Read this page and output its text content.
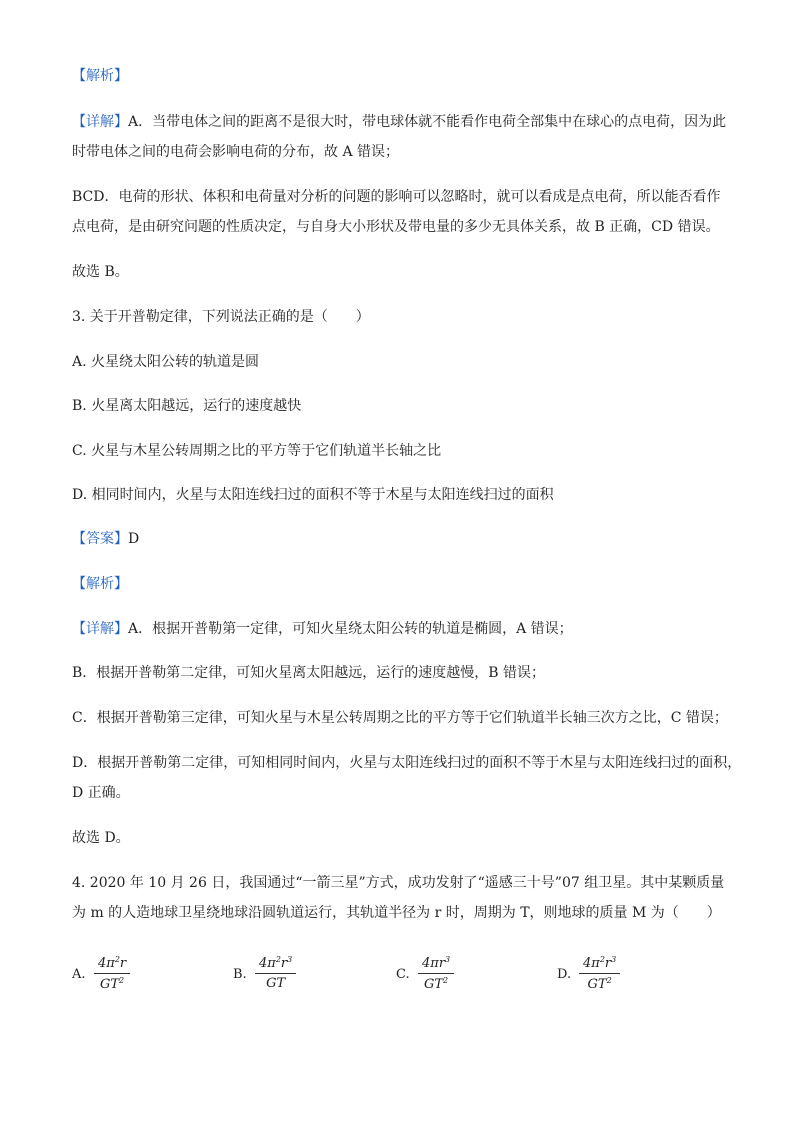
【解析】
【详解】A．当带电体之间的距离不是很大时，带电球体就不能看作电荷全部集中在球心的点电荷，因为此
时带电体之间的电荷会影响电荷的分布，故 A 错误；
BCD．电荷的形状、体积和电荷量对分析的问题的影响可以忽略时，就可以看成是点电荷，所以能否看作
点电荷，是由研究问题的性质决定，与自身大小形状及带电量的多少无具体关系，故 B 正确，CD 错误。
故选 B。
3. 关于开普勒定律，下列说法正确的是（　　）
A. 火星绕太阳公转的轨道是圆
B. 火星离太阳越远，运行的速度越快
C. 火星与木星公转周期之比的平方等于它们轨道半长轴之比
D. 相同时间内，火星与太阳连线扫过的面积不等于木星与太阳连线扫过的面积
【答案】D
【解析】
【详解】A．根据开普勒第一定律，可知火星绕太阳公转的轨道是椭圆，A 错误；
B．根据开普勒第二定律，可知火星离太阳越远，运行的速度越慢，B 错误；
C．根据开普勒第三定律，可知火星与木星公转周期之比的平方等于它们轨道半长轴三次方之比，C 错误；
D．根据开普勒第二定律，可知相同时间内，火星与太阳连线扫过的面积不等于木星与太阳连线扫过的面积，
D 正确。
故选 D。
4. 2020 年 10 月 26 日，我国通过“一箭三星”方式，成功发射了“遥感三十号”07 组卫星。其中某颗质量
为 m 的人造地球卫星绕地球沿圆轨道运行，其轨道半径为 r 时，周期为 T，则地球的质量 M 为（　　）
A. $\frac{4\pi^2r}{GT^2}$	B. $\frac{4\pi^2r^3}{GT}$	C. $\frac{4\pi r^3}{GT^2}$	D. $\frac{4\pi^2r^3}{GT^2}$
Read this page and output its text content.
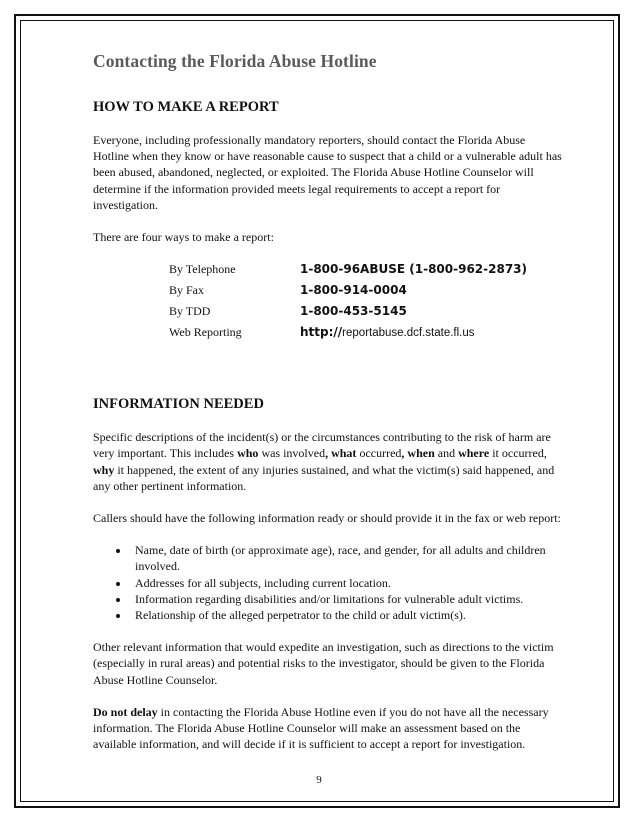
Contacting the Florida Abuse Hotline
HOW TO MAKE A REPORT

Everyone, including professionally mandatory reporters, should contact the Florida Abuse Hotline when they know or have reasonable cause to suspect that a child or a vulnerable adult has been abused, abandoned, neglected, or exploited. The Florida Abuse Hotline Counselor will determine if the information provided meets legal requirements to accept a report for investigation.

There are four ways to make a report:

By Telephone	1-800-96ABUSE (1-800-962-2873)
By Fax	1-800-914-0004
By TDD	1-800-453-5145
Web Reporting	http://reportabuse.dcf.state.fl.us
INFORMATION NEEDED

Specific descriptions of the incident(s) or the circumstances contributing to the risk of harm are very important. This includes who was involved, what occurred, when and where it occurred, why it happened, the extent of any injuries sustained, and what the victim(s) said happened, and any other pertinent information.

Callers should have the following information ready or should provide it in the fax or web report:

• Name, date of birth (or approximate age), race, and gender, for all adults and children involved.
• Addresses for all subjects, including current location.
• Information regarding disabilities and/or limitations for vulnerable adult victims.
• Relationship of the alleged perpetrator to the child or adult victim(s).

Other relevant information that would expedite an investigation, such as directions to the victim (especially in rural areas) and potential risks to the investigator, should be given to the Florida Abuse Hotline Counselor.

Do not delay in contacting the Florida Abuse Hotline even if you do not have all the necessary information. The Florida Abuse Hotline Counselor will make an assessment based on the available information, and will decide if it is sufficient to accept a report for investigation.

9
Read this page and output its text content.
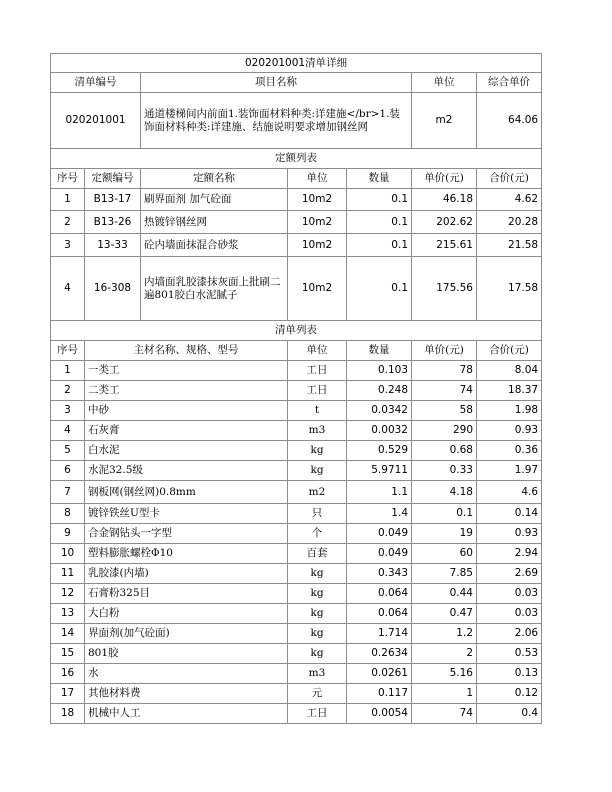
020201001清单详细						
清单编号		项目名称			单位	综合单价
020201001		通道楼梯间内前面1.装饰面材料种类:详建施</br>1.装饰面材料种类:详建施、结施说明要求增加钢丝网			m2	64.06
定额列表						
序号	定额编号	定额名称	单位	数量	单价(元)	合价(元)
1	B13-17	刷界面剂 加气砼面	10m2	0.1	46.18	4.62
2	B13-26	热镀锌钢丝网	10m2	0.1	202.62	20.28
3	13-33	砼内墙面抹混合砂浆	10m2	0.1	215.61	21.58
4	16-308	内墙面乳胶漆抹灰面上批刷二遍801胶白水泥腻子	10m2	0.1	175.56	17.58
清单列表						
序号	主材名称、规格、型号		单位	数量	单价(元)	合价(元)
1	一类工		工日	0.103	78	8.04
2	二类工		工日	0.248	74	18.37
3	中砂		t	0.0342	58	1.98
4	石灰膏		m3	0.0032	290	0.93
5	白水泥		kg	0.529	0.68	0.36
6	水泥32.5级		kg	5.9711	0.33	1.97
7	钢板网(钢丝网)0.8mm		m2	1.1	4.18	4.6
8	镀锌铁丝U型卡		只	1.4	0.1	0.14
9	合金钢钻头一字型		个	0.049	19	0.93
10	塑料膨胀螺栓Φ10		百套	0.049	60	2.94
11	乳胶漆(内墙)		kg	0.343	7.85	2.69
12	石膏粉325目		kg	0.064	0.44	0.03
13	大白粉		kg	0.064	0.47	0.03
14	界面剂(加气砼面)		kg	1.714	1.2	2.06
15	801胶		kg	0.2634	2	0.53
16	水		m3	0.0261	5.16	0.13
17	其他材料费		元	0.117	1	0.12
18	机械中人工		工日	0.0054	74	0.4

---------------

Task to carry out: Copy all of the entries verbatim, leaving out any pictures they contain.

Task response:
Read this page and output its text content.
【解析】
【详解】A．当带电体之间的距离不是很大时，带电球体就不能看作电荷全部集中在球心的点电荷，因为此
时带电体之间的电荷会影响电荷的分布，故 A 错误；
BCD．电荷的形状、体积和电荷量对分析的问题的影响可以忽略时，就可以看成是点电荷，所以能否看作
点电荷，是由研究问题的性质决定，与自身大小形状及带电量的多少无具体关系，故 B 正确，CD 错误。
故选 B。
3. 关于开普勒定律，下列说法正确的是（　　）
A. 火星绕太阳公转的轨道是圆
B. 火星离太阳越远，运行的速度越快
C. 火星与木星公转周期之比的平方等于它们轨道半长轴之比
D. 相同时间内，火星与太阳连线扫过的面积不等于木星与太阳连线扫过的面积
【答案】D
【解析】
【详解】A．根据开普勒第一定律，可知火星绕太阳公转的轨道是椭圆，A 错误；
B．根据开普勒第二定律，可知火星离太阳越远，运行的速度越慢，B 错误；
C．根据开普勒第三定律，可知火星与木星公转周期之比的平方等于它们轨道半长轴三次方之比，C 错误；
D．根据开普勒第二定律，可知相同时间内，火星与太阳连线扫过的面积不等于木星与太阳连线扫过的面积，
D 正确。
故选 D。
4. 2020 年 10 月 26 日，我国通过“一箭三星”方式，成功发射了“遥感三十号”07 组卫星。其中某颗质量
为 m 的人造地球卫星绕地球沿圆轨道运行，其轨道半径为 r 时，周期为 T，则地球的质量 M 为（　　）
A. $\frac{4\pi^2r}{GT^2}$	B. $\frac{4\pi^2r^3}{GT}$	C. $\frac{4\pi r^3}{GT^2}$	D. $\frac{4\pi^2r^3}{GT^2}$
Read this page and output its text content.
Contacting the Florida Abuse Hotline
HOW TO MAKE A REPORT

Everyone, including professionally mandatory reporters, should contact the Florida Abuse Hotline when they know or have reasonable cause to suspect that a child or a vulnerable adult has been abused, abandoned, neglected, or exploited. The Florida Abuse Hotline Counselor will determine if the information provided meets legal requirements to accept a report for investigation.

There are four ways to make a report:

By Telephone	1-800-96ABUSE (1-800-962-2873)
By Fax	1-800-914-0004
By TDD	1-800-453-5145
Web Reporting	http://reportabuse.dcf.state.fl.us
INFORMATION NEEDED

Specific descriptions of the incident(s) or the circumstances contributing to the risk of harm are very important. This includes who was involved, what occurred, when and where it occurred, why it happened, the extent of any injuries sustained, and what the victim(s) said happened, and any other pertinent information.

Callers should have the following information ready or should provide it in the fax or web report:

• Name, date of birth (or approximate age), race, and gender, for all adults and children involved.
• Addresses for all subjects, including current location.
• Information regarding disabilities and/or limitations for vulnerable adult victims.
• Relationship of the alleged perpetrator to the child or adult victim(s).

Other relevant information that would expedite an investigation, such as directions to the victim (especially in rural areas) and potential risks to the investigator, should be given to the Florida Abuse Hotline Counselor.

Do not delay in contacting the Florida Abuse Hotline even if you do not have all the necessary information. The Florida Abuse Hotline Counselor will make an assessment based on the available information, and will decide if it is sufficient to accept a report for investigation.

9
Read this page and output its text content.
020201001清单详细						
清单编号		项目名称			单位	综合单价
020201001		通道楼梯间内前面1.装饰面材料种类:详建施</br>1.装饰面材料种类:详建施、结施说明要求增加钢丝网			m2	64.06
定额列表						
序号	定额编号	定额名称	单位	数量	单价(元)	合价(元)
1	B13-17	刷界面剂 加气砼面	10m2	0.1	46.18	4.62
2	B13-26	热镀锌钢丝网	10m2	0.1	202.62	20.28
3	13-33	砼内墙面抹混合砂浆	10m2	0.1	215.61	21.58
4	16-308	内墙面乳胶漆抹灰面上批刷二遍801胶白水泥腻子	10m2	0.1	175.56	17.58
清单列表						
序号	主材名称、规格、型号		单位	数量	单价(元)	合价(元)
1	一类工		工日	0.103	78	8.04
2	二类工		工日	0.248	74	18.37
3	中砂		t	0.0342	58	1.98
4	石灰膏		m3	0.0032	290	0.93
5	白水泥		kg	0.529	0.68	0.36
6	水泥32.5级		kg	5.9711	0.33	1.97
7	钢板网(钢丝网)0.8mm		m2	1.1	4.18	4.6
8	镀锌铁丝U型卡		只	1.4	0.1	0.14
9	合金钢钻头一字型		个	0.049	19	0.93
10	塑料膨胀螺栓Φ10		百套	0.049	60	2.94
11	乳胶漆(内墙)		kg	0.343	7.85	2.69
12	石膏粉325目		kg	0.064	0.44	0.03
13	大白粉		kg	0.064	0.47	0.03
14	界面剂(加气砼面)		kg	1.714	1.2	2.06
15	801胶		kg	0.2634	2	0.53
16	水		m3	0.0261	5.16	0.13
17	其他材料费		元	0.117	1	0.12
18	机械中人工		工日	0.0054	74	0.4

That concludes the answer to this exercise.